◆ Aim of the task ◆
Transcribe the lines below exactly. No image belongs in the transcription.

Document structure recognition data

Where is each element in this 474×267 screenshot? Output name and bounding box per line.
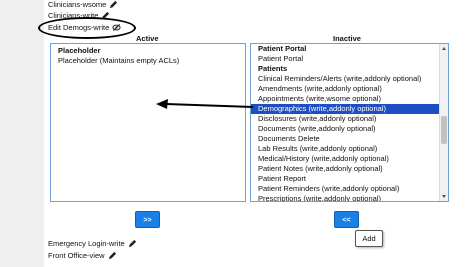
pencil-icon[interactable] <box>109 0 118 9</box>
move-to-active-button[interactable]: >> <box>135 211 160 228</box>
acl-group-row[interactable]: Front Office-view <box>48 251 117 260</box>
acl-group-label: Front Office-view <box>48 251 105 260</box>
list-item[interactable]: Appointments (write,wsome optional) <box>251 94 448 104</box>
scroll-up-arrow-icon[interactable] <box>442 47 446 50</box>
list-item[interactable]: Patient Notes (write,addonly optional) <box>251 164 448 174</box>
listbox-scrollbar[interactable] <box>439 44 448 201</box>
pencil-icon[interactable] <box>128 239 137 248</box>
tooltip: Add <box>355 230 383 247</box>
acl-group-label: Emergency Login-write <box>48 239 125 248</box>
acl-group-row[interactable]: Emergency Login-write <box>48 239 137 248</box>
list-item[interactable]: Lab Results (write,addonly optional) <box>251 144 448 154</box>
scrollbar-thumb[interactable] <box>441 116 447 144</box>
scroll-down-arrow-icon[interactable] <box>442 195 446 198</box>
list-item[interactable]: Patient Reminders (write,addonly optiona… <box>251 184 448 194</box>
list-item-group: Placeholder <box>58 46 101 55</box>
list-item[interactable]: Clinical Reminders/Alerts (write,addonly… <box>251 74 448 84</box>
list-item[interactable]: Prescriptions (write,addonly optional) <box>251 194 448 201</box>
list-item[interactable]: Medical/History (write,addonly optional) <box>251 154 448 164</box>
active-listbox[interactable]: Placeholder Placeholder (Maintains empty… <box>50 43 246 202</box>
left-sidebar <box>0 0 44 267</box>
acl-group-row[interactable]: Clinicians-wsome <box>48 0 118 9</box>
active-heading: Active <box>136 34 159 43</box>
list-item[interactable]: Documents (write,addonly optional) <box>251 124 448 134</box>
list-item[interactable]: Documents Delete <box>251 134 448 144</box>
list-item[interactable]: Amendments (write,addonly optional) <box>251 84 448 94</box>
move-to-inactive-button[interactable]: << <box>334 211 359 228</box>
inactive-listbox[interactable]: Patient Portal Patient Portal Patients C… <box>250 43 449 202</box>
list-item-selected[interactable]: Demographics (write,addonly optional) <box>251 104 448 114</box>
inactive-heading: Inactive <box>333 34 361 43</box>
list-item-group: Patients <box>258 64 288 73</box>
list-item[interactable]: Patient Portal <box>251 54 448 64</box>
highlight-ellipse <box>38 17 136 39</box>
list-item[interactable]: Disclosures (write,addonly optional) <box>251 114 448 124</box>
list-item[interactable]: Patient Report <box>251 174 448 184</box>
list-item[interactable]: Placeholder (Maintains empty ACLs) <box>51 56 245 66</box>
pencil-icon[interactable] <box>108 251 117 260</box>
list-item-group: Patient Portal <box>258 44 307 53</box>
acl-group-label: Clinicians-wsome <box>48 0 107 9</box>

◆ Answer to this exercise ◆
Where is each element in this 474×267 screenshot? Output name and bounding box per line.
pencil-icon[interactable] <box>109 0 118 9</box>
move-to-active-button[interactable]: >> <box>135 211 160 228</box>
acl-group-row[interactable]: Front Office-view <box>48 251 117 260</box>
acl-group-label: Front Office-view <box>48 251 105 260</box>
list-item[interactable]: Appointments (write,wsome optional) <box>251 94 448 104</box>
scroll-up-arrow-icon[interactable] <box>442 47 446 50</box>
list-item[interactable]: Patient Notes (write,addonly optional) <box>251 164 448 174</box>
listbox-scrollbar[interactable] <box>439 44 448 201</box>
pencil-icon[interactable] <box>128 239 137 248</box>
tooltip: Add <box>355 230 383 247</box>
acl-group-label: Emergency Login-write <box>48 239 125 248</box>
acl-group-row[interactable]: Emergency Login-write <box>48 239 137 248</box>
list-item[interactable]: Lab Results (write,addonly optional) <box>251 144 448 154</box>
scrollbar-thumb[interactable] <box>441 116 447 144</box>
scroll-down-arrow-icon[interactable] <box>442 195 446 198</box>
list-item[interactable]: Patient Reminders (write,addonly optiona… <box>251 184 448 194</box>
list-item-group: Placeholder <box>58 46 101 55</box>
list-item[interactable]: Clinical Reminders/Alerts (write,addonly… <box>251 74 448 84</box>
list-item[interactable]: Prescriptions (write,addonly optional) <box>251 194 448 201</box>
list-item[interactable]: Medical/History (write,addonly optional) <box>251 154 448 164</box>
active-listbox[interactable]: Placeholder Placeholder (Maintains empty… <box>50 43 246 202</box>
left-sidebar <box>0 0 44 267</box>
acl-group-row[interactable]: Clinicians-wsome <box>48 0 118 9</box>
active-heading: Active <box>136 34 159 43</box>
list-item[interactable]: Documents (write,addonly optional) <box>251 124 448 134</box>
list-item[interactable]: Documents Delete <box>251 134 448 144</box>
list-item[interactable]: Amendments (write,addonly optional) <box>251 84 448 94</box>
move-to-inactive-button[interactable]: << <box>334 211 359 228</box>
inactive-listbox[interactable]: Patient Portal Patient Portal Patients C… <box>250 43 449 202</box>
list-item-selected[interactable]: Demographics (write,addonly optional) <box>251 104 448 114</box>
inactive-heading: Inactive <box>333 34 361 43</box>
list-item-group: Patients <box>258 64 288 73</box>
list-item[interactable]: Patient Portal <box>251 54 448 64</box>
highlight-ellipse <box>38 17 136 39</box>
list-item[interactable]: Disclosures (write,addonly optional) <box>251 114 448 124</box>
list-item[interactable]: Patient Report <box>251 174 448 184</box>
list-item[interactable]: Placeholder (Maintains empty ACLs) <box>51 56 245 66</box>
pencil-icon[interactable] <box>108 251 117 260</box>
list-item-group: Patient Portal <box>258 44 307 53</box>
acl-group-label: Clinicians-wsome <box>48 0 107 9</box>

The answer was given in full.